**Problem**
Copy out the listing that follows, exact in every word, and skip the images.

**Items from a figure collection**
··········
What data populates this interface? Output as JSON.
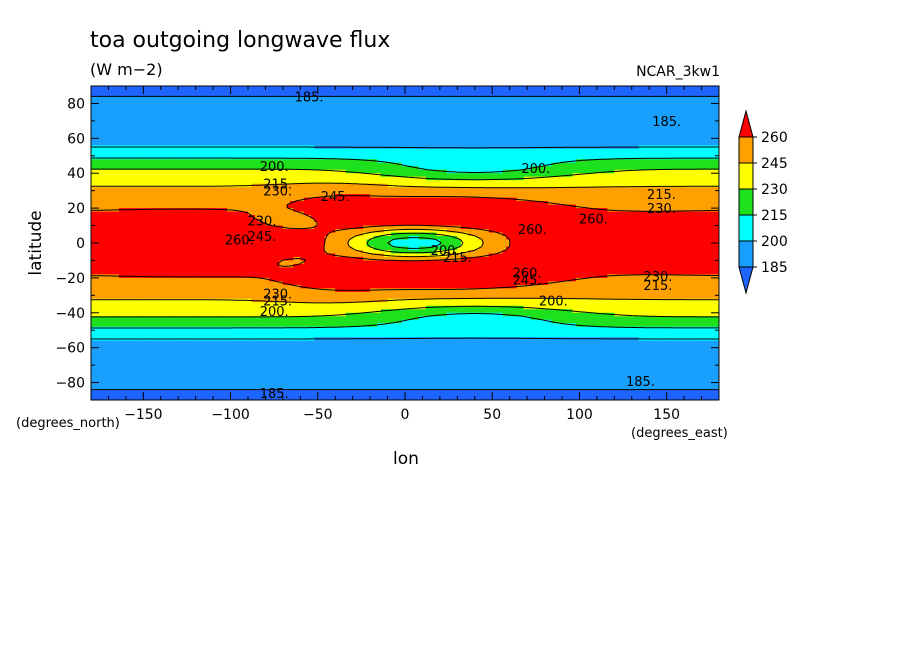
{
  "chart_data": {
    "type": "heatmap",
    "title": "toa outgoing longwave flux",
    "subtitle": "(W m−2)",
    "source_label": "NCAR_3kw1",
    "xlabel": "lon",
    "ylabel": "latitude",
    "x_unit_label": "(degrees_east)",
    "y_unit_label": "(degrees_north)",
    "xlim": [
      -180,
      180
    ],
    "ylim": [
      -90,
      90
    ],
    "x_ticks": [
      -150,
      -100,
      -50,
      0,
      50,
      100,
      150
    ],
    "x_tick_labels": [
      "−150",
      "−100",
      "−50",
      "0",
      "50",
      "100",
      "150"
    ],
    "y_ticks": [
      80,
      60,
      40,
      20,
      0,
      -20,
      -40,
      -60,
      -80
    ],
    "y_tick_labels": [
      "80",
      "60",
      "40",
      "20",
      "0",
      "−20",
      "−40",
      "−60",
      "−80"
    ],
    "levels": [
      185,
      200,
      215,
      230,
      245,
      260
    ],
    "colorbar_labels": [
      "260",
      "245",
      "230",
      "215",
      "200",
      "185"
    ],
    "colors": {
      "below_185": "#1e64ff",
      "185_200": "#19a0ff",
      "200_215": "#00ffff",
      "215_230": "#1ee11e",
      "230_245": "#ffff00",
      "245_260": "#ffa000",
      "above_260": "#ff0000"
    },
    "contour_labels": [
      {
        "text": "185.",
        "lon": -55,
        "lat": 84
      },
      {
        "text": "185.",
        "lon": 150,
        "lat": 70
      },
      {
        "text": "200.",
        "lon": -75,
        "lat": 44
      },
      {
        "text": "200.",
        "lon": 75,
        "lat": 43
      },
      {
        "text": "215.",
        "lon": -73,
        "lat": 34
      },
      {
        "text": "230.",
        "lon": -73,
        "lat": 30
      },
      {
        "text": "245.",
        "lon": -40,
        "lat": 27
      },
      {
        "text": "215.",
        "lon": 147,
        "lat": 28
      },
      {
        "text": "230.",
        "lon": 147,
        "lat": 20
      },
      {
        "text": "230.",
        "lon": -82,
        "lat": 13
      },
      {
        "text": "260.",
        "lon": 108,
        "lat": 14
      },
      {
        "text": "260.",
        "lon": 73,
        "lat": 8
      },
      {
        "text": "260.",
        "lon": -95,
        "lat": 2
      },
      {
        "text": "245.",
        "lon": -82,
        "lat": 4
      },
      {
        "text": "200.",
        "lon": 23,
        "lat": -4
      },
      {
        "text": "215.",
        "lon": 30,
        "lat": -8
      },
      {
        "text": "260.",
        "lon": 70,
        "lat": -17
      },
      {
        "text": "245.",
        "lon": 70,
        "lat": -21
      },
      {
        "text": "230.",
        "lon": 145,
        "lat": -19
      },
      {
        "text": "215.",
        "lon": 145,
        "lat": -24
      },
      {
        "text": "230.",
        "lon": -73,
        "lat": -29
      },
      {
        "text": "215.",
        "lon": -73,
        "lat": -33
      },
      {
        "text": "200.",
        "lon": -75,
        "lat": -39
      },
      {
        "text": "200.",
        "lon": 85,
        "lat": -33
      },
      {
        "text": "185.",
        "lon": -75,
        "lat": -86
      },
      {
        "text": "185.",
        "lon": 135,
        "lat": -79
      }
    ]
  }
}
··········
**Task response**
What data populates this interface? Output as JSON.
{
  "chart_data": {
    "type": "heatmap",
    "title": "toa outgoing longwave flux",
    "subtitle": "(W m−2)",
    "source_label": "NCAR_3kw1",
    "xlabel": "lon",
    "ylabel": "latitude",
    "x_unit_label": "(degrees_east)",
    "y_unit_label": "(degrees_north)",
    "xlim": [
      -180,
      180
    ],
    "ylim": [
      -90,
      90
    ],
    "x_ticks": [
      -150,
      -100,
      -50,
      0,
      50,
      100,
      150
    ],
    "x_tick_labels": [
      "−150",
      "−100",
      "−50",
      "0",
      "50",
      "100",
      "150"
    ],
    "y_ticks": [
      80,
      60,
      40,
      20,
      0,
      -20,
      -40,
      -60,
      -80
    ],
    "y_tick_labels": [
      "80",
      "60",
      "40",
      "20",
      "0",
      "−20",
      "−40",
      "−60",
      "−80"
    ],
    "levels": [
      185,
      200,
      215,
      230,
      245,
      260
    ],
    "colorbar_labels": [
      "260",
      "245",
      "230",
      "215",
      "200",
      "185"
    ],
    "colors": {
      "below_185": "#1e64ff",
      "185_200": "#19a0ff",
      "200_215": "#00ffff",
      "215_230": "#1ee11e",
      "230_245": "#ffff00",
      "245_260": "#ffa000",
      "above_260": "#ff0000"
    },
    "contour_labels": [
      {
        "text": "185.",
        "lon": -55,
        "lat": 84
      },
      {
        "text": "185.",
        "lon": 150,
        "lat": 70
      },
      {
        "text": "200.",
        "lon": -75,
        "lat": 44
      },
      {
        "text": "200.",
        "lon": 75,
        "lat": 43
      },
      {
        "text": "215.",
        "lon": -73,
        "lat": 34
      },
      {
        "text": "230.",
        "lon": -73,
        "lat": 30
      },
      {
        "text": "245.",
        "lon": -40,
        "lat": 27
      },
      {
        "text": "215.",
        "lon": 147,
        "lat": 28
      },
      {
        "text": "230.",
        "lon": 147,
        "lat": 20
      },
      {
        "text": "230.",
        "lon": -82,
        "lat": 13
      },
      {
        "text": "260.",
        "lon": 108,
        "lat": 14
      },
      {
        "text": "260.",
        "lon": 73,
        "lat": 8
      },
      {
        "text": "260.",
        "lon": -95,
        "lat": 2
      },
      {
        "text": "245.",
        "lon": -82,
        "lat": 4
      },
      {
        "text": "200.",
        "lon": 23,
        "lat": -4
      },
      {
        "text": "215.",
        "lon": 30,
        "lat": -8
      },
      {
        "text": "260.",
        "lon": 70,
        "lat": -17
      },
      {
        "text": "245.",
        "lon": 70,
        "lat": -21
      },
      {
        "text": "230.",
        "lon": 145,
        "lat": -19
      },
      {
        "text": "215.",
        "lon": 145,
        "lat": -24
      },
      {
        "text": "230.",
        "lon": -73,
        "lat": -29
      },
      {
        "text": "215.",
        "lon": -73,
        "lat": -33
      },
      {
        "text": "200.",
        "lon": -75,
        "lat": -39
      },
      {
        "text": "200.",
        "lon": 85,
        "lat": -33
      },
      {
        "text": "185.",
        "lon": -75,
        "lat": -86
      },
      {
        "text": "185.",
        "lon": 135,
        "lat": -79
      }
    ]
  }
}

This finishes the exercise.